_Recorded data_

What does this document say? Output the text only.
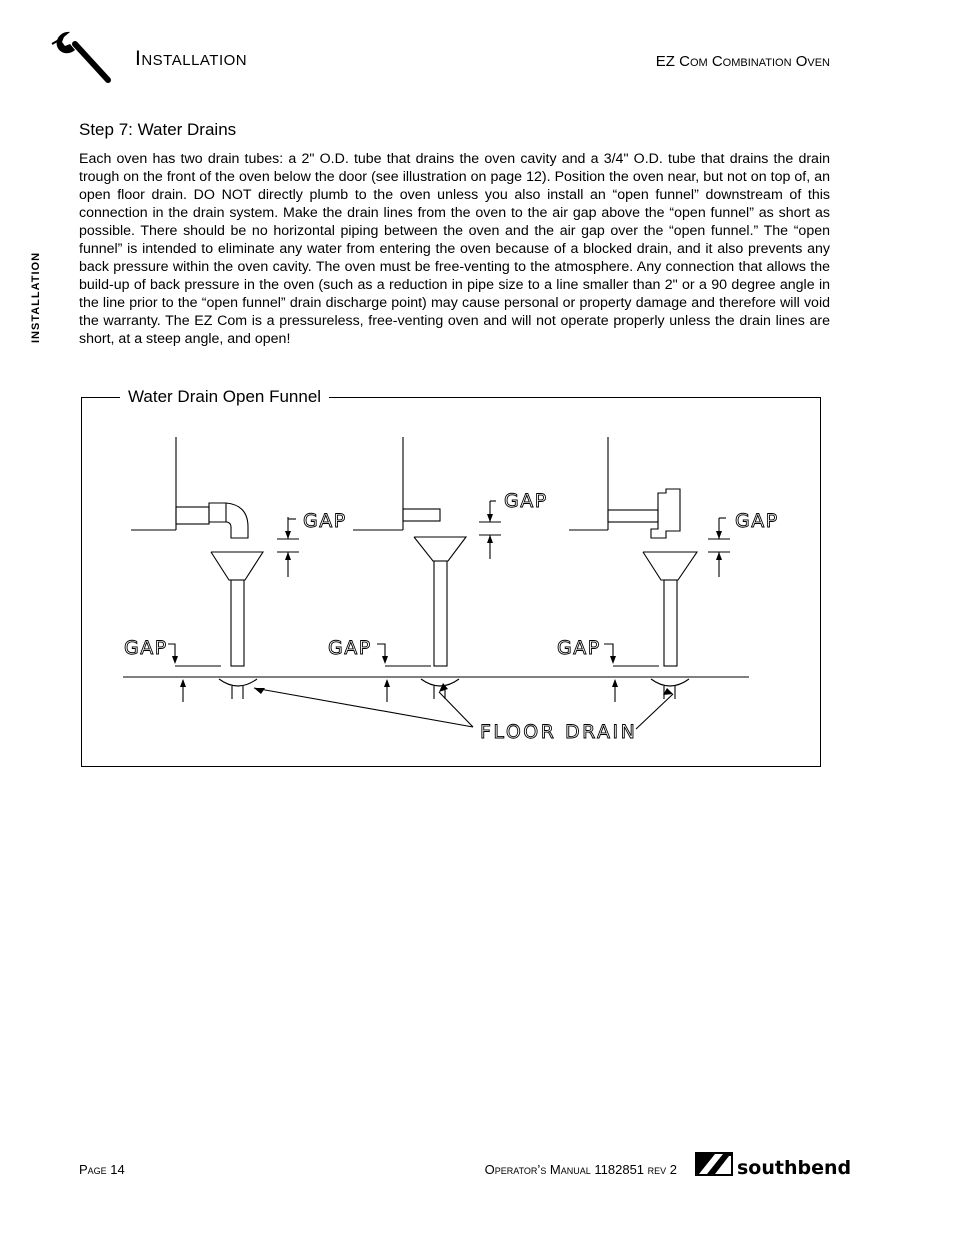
Installation	EZ Com Combination Oven
INSTALLATION
Step 7: Water Drains

Each oven has two drain tubes: a 2" O.D. tube that drains the oven cavity and a 3/4" O.D. tube that drains the drain trough on the front of the oven below the door (see illustration on page 12). Position the oven near, but not on top of, an open floor drain. DO NOT directly plumb to the oven unless you also install an “open funnel” downstream of this connection in the drain system. Make the drain lines from the oven to the air gap above the “open funnel” as short as possible. There should be no horizontal piping between the oven and the air gap over the “open funnel.” The “open funnel” is intended to eliminate any water from entering the oven because of a blocked drain, and it also prevents any back pressure within the oven cavity. The oven must be free-venting to the atmosphere. Any connection that allows the build-up of back pressure in the oven (such as a reduction in pipe size to a line smaller than 2" or a 90 degree angle in the line prior to the “open funnel” drain discharge point) may cause personal or property damage and therefore will void the warranty. The EZ Com is a pressureless, free-venting oven and will not operate properly unless the drain lines are short, at a steep angle, and open!

GAP
GAP
GAP
GAP	GAP	GAP
FLOOR DRAIN
Water Drain Open Funnel
Page 14	Operator’s Manual 1182851 rev 2	southbend
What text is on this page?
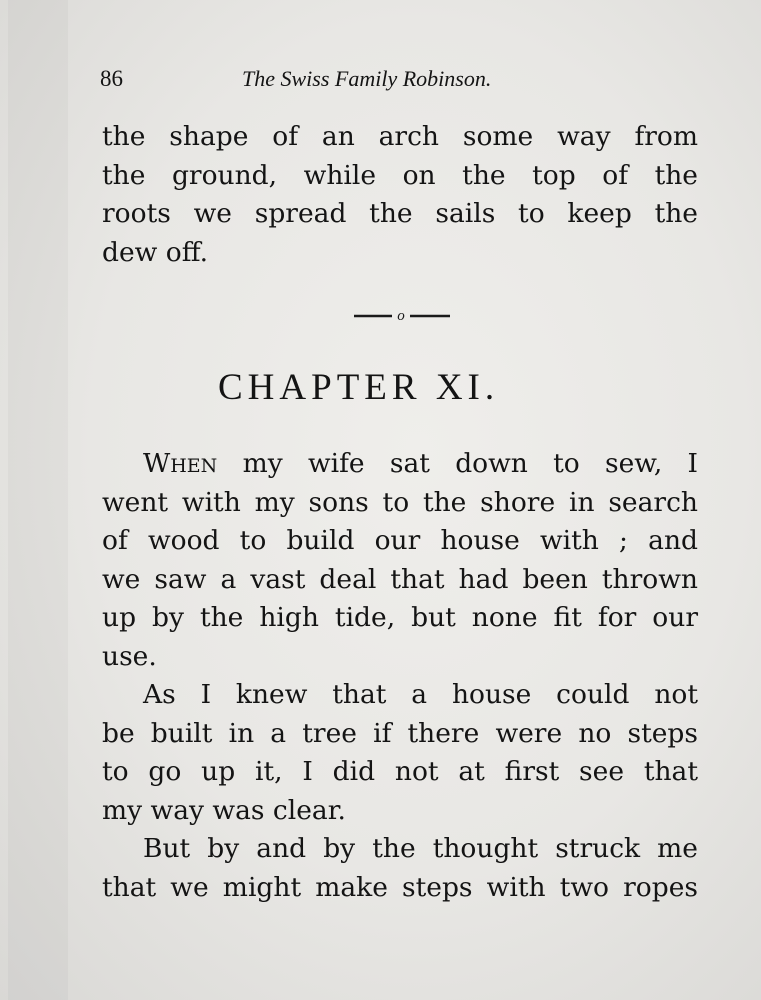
86	The Swiss Family Robinson.
the shape of an arch some way from
the ground, while on the top of the
roots we spread the sails to keep the
dew off.
o
CHAPTER XI.
When my wife sat down to sew, I
went with my sons to the shore in search
of wood to build our house with ; and
we saw a vast deal that had been thrown
up by the high tide, but none fit for our
use.
As I knew that a house could not
be built in a tree if there were no steps
to go up it, I did not at first see that
my way was clear.
But by and by the thought struck me
that we might make steps with two ropes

_EXERCISE_
Do not include images; quote all of the entries above exactly.

_REPLY TO THE EXERCISE_
What does this document say? Output the text only.
Installation	EZ Com Combination Oven
INSTALLATION
Step 7: Water Drains

Each oven has two drain tubes: a 2" O.D. tube that drains the oven cavity and a 3/4" O.D. tube that drains the drain trough on the front of the oven below the door (see illustration on page 12). Position the oven near, but not on top of, an open floor drain. DO NOT directly plumb to the oven unless you also install an “open funnel” downstream of this connection in the drain system. Make the drain lines from the oven to the air gap above the “open funnel” as short as possible. There should be no horizontal piping between the oven and the air gap over the “open funnel.” The “open funnel” is intended to eliminate any water from entering the oven because of a blocked drain, and it also prevents any back pressure within the oven cavity. The oven must be free-venting to the atmosphere. Any connection that allows the build-up of back pressure in the oven (such as a reduction in pipe size to a line smaller than 2" or a 90 degree angle in the line prior to the “open funnel” drain discharge point) may cause personal or property damage and therefore will void the warranty. The EZ Com is a pressureless, free-venting oven and will not operate properly unless the drain lines are short, at a steep angle, and open!

GAP
GAP
GAP
GAP	GAP	GAP
FLOOR DRAIN
Water Drain Open Funnel
Page 14	Operator’s Manual 1182851 rev 2	southbend
What text is on this page?
86	The Swiss Family Robinson.
the shape of an arch some way from
the ground, while on the top of the
roots we spread the sails to keep the
dew off.
o
CHAPTER XI.
When my wife sat down to sew, I
went with my sons to the shore in search
of wood to build our house with ; and
we saw a vast deal that had been thrown
up by the high tide, but none fit for our
use.
As I knew that a house could not
be built in a tree if there were no steps
to go up it, I did not at first see that
my way was clear.
But by and by the thought struck me
that we might make steps with two ropes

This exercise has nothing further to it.